*What to work on*. Set down the material once more, exactly as it appears.

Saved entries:
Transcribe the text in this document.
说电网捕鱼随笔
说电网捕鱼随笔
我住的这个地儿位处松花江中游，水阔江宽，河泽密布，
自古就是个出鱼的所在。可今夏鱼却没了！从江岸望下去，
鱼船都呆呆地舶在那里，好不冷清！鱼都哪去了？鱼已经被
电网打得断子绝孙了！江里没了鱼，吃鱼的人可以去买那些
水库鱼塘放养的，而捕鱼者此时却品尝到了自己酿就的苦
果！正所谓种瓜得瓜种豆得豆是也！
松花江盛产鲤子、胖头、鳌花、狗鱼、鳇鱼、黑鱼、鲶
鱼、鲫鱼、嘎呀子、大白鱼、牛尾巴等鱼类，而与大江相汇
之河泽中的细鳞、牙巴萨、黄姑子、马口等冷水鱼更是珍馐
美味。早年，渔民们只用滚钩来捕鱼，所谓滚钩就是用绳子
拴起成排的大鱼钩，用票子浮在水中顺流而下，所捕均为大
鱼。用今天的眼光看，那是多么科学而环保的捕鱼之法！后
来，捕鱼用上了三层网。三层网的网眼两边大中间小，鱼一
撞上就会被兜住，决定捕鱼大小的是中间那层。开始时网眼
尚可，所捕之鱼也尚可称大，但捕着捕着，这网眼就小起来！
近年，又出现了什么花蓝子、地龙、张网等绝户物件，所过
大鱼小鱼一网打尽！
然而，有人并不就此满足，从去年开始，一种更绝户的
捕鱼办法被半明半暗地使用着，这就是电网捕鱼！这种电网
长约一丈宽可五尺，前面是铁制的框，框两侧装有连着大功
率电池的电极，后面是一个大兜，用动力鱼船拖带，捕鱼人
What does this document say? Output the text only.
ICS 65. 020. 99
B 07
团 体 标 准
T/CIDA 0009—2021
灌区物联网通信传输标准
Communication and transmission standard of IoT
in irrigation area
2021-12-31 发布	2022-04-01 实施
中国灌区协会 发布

*Problem solution*.
Transcribe the text in this document.
说电网捕鱼随笔
说电网捕鱼随笔
我住的这个地儿位处松花江中游，水阔江宽，河泽密布，
自古就是个出鱼的所在。可今夏鱼却没了！从江岸望下去，
鱼船都呆呆地舶在那里，好不冷清！鱼都哪去了？鱼已经被
电网打得断子绝孙了！江里没了鱼，吃鱼的人可以去买那些
水库鱼塘放养的，而捕鱼者此时却品尝到了自己酿就的苦
果！正所谓种瓜得瓜种豆得豆是也！
松花江盛产鲤子、胖头、鳌花、狗鱼、鳇鱼、黑鱼、鲶
鱼、鲫鱼、嘎呀子、大白鱼、牛尾巴等鱼类，而与大江相汇
之河泽中的细鳞、牙巴萨、黄姑子、马口等冷水鱼更是珍馐
美味。早年，渔民们只用滚钩来捕鱼，所谓滚钩就是用绳子
拴起成排的大鱼钩，用票子浮在水中顺流而下，所捕均为大
鱼。用今天的眼光看，那是多么科学而环保的捕鱼之法！后
来，捕鱼用上了三层网。三层网的网眼两边大中间小，鱼一
撞上就会被兜住，决定捕鱼大小的是中间那层。开始时网眼
尚可，所捕之鱼也尚可称大，但捕着捕着，这网眼就小起来！
近年，又出现了什么花蓝子、地龙、张网等绝户物件，所过
大鱼小鱼一网打尽！
然而，有人并不就此满足，从去年开始，一种更绝户的
捕鱼办法被半明半暗地使用着，这就是电网捕鱼！这种电网
长约一丈宽可五尺，前面是铁制的框，框两侧装有连着大功
率电池的电极，后面是一个大兜，用动力鱼船拖带，捕鱼人
What does this document say? Output the text only.
ICS 65. 020. 99
B 07
团 体 标 准
T/CIDA 0009—2021
灌区物联网通信传输标准
Communication and transmission standard of IoT
in irrigation area
2021-12-31 发布	2022-04-01 实施
中国灌区协会 发布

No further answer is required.